(Saved data entries)
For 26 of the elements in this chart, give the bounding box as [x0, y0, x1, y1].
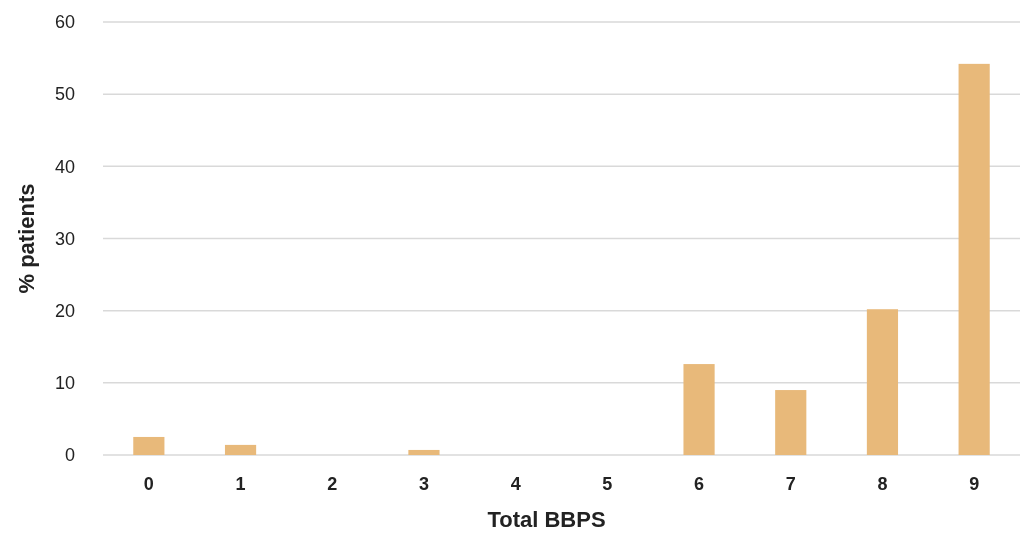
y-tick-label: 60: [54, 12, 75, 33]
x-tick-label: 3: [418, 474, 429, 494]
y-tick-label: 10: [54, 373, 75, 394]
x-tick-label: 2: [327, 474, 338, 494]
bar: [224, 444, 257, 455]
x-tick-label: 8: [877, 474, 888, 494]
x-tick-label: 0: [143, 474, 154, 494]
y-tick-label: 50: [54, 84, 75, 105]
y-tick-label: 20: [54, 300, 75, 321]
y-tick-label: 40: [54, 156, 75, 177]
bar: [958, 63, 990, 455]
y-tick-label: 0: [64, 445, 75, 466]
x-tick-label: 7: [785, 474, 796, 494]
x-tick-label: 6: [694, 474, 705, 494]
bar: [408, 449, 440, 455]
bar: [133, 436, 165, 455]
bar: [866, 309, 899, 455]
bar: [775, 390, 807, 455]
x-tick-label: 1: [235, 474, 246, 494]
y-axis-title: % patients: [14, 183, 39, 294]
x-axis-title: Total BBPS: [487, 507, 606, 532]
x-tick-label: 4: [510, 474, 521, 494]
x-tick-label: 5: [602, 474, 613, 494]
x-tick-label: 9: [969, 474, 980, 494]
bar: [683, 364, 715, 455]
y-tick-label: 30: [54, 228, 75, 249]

Task prompt:
When copying the data above, repeat every word exactly and drop the pictures.

Solution to this problem:
For 26 of the elements in this chart, give the bounding box as [x0, y0, x1, y1].
y-tick-label: 60: [54, 12, 75, 33]
x-tick-label: 3: [418, 474, 429, 494]
y-tick-label: 10: [54, 373, 75, 394]
x-tick-label: 2: [327, 474, 338, 494]
bar: [224, 444, 257, 455]
x-tick-label: 8: [877, 474, 888, 494]
x-tick-label: 0: [143, 474, 154, 494]
y-tick-label: 50: [54, 84, 75, 105]
y-tick-label: 20: [54, 300, 75, 321]
y-tick-label: 40: [54, 156, 75, 177]
bar: [958, 63, 990, 455]
y-tick-label: 0: [64, 445, 75, 466]
x-tick-label: 7: [785, 474, 796, 494]
x-tick-label: 6: [694, 474, 705, 494]
bar: [408, 449, 440, 455]
bar: [133, 436, 165, 455]
bar: [866, 309, 899, 455]
bar: [775, 390, 807, 455]
x-tick-label: 1: [235, 474, 246, 494]
y-axis-title: % patients: [14, 183, 39, 294]
x-axis-title: Total BBPS: [487, 507, 606, 532]
x-tick-label: 4: [510, 474, 521, 494]
x-tick-label: 5: [602, 474, 613, 494]
x-tick-label: 9: [969, 474, 980, 494]
bar: [683, 364, 715, 455]
y-tick-label: 30: [54, 228, 75, 249]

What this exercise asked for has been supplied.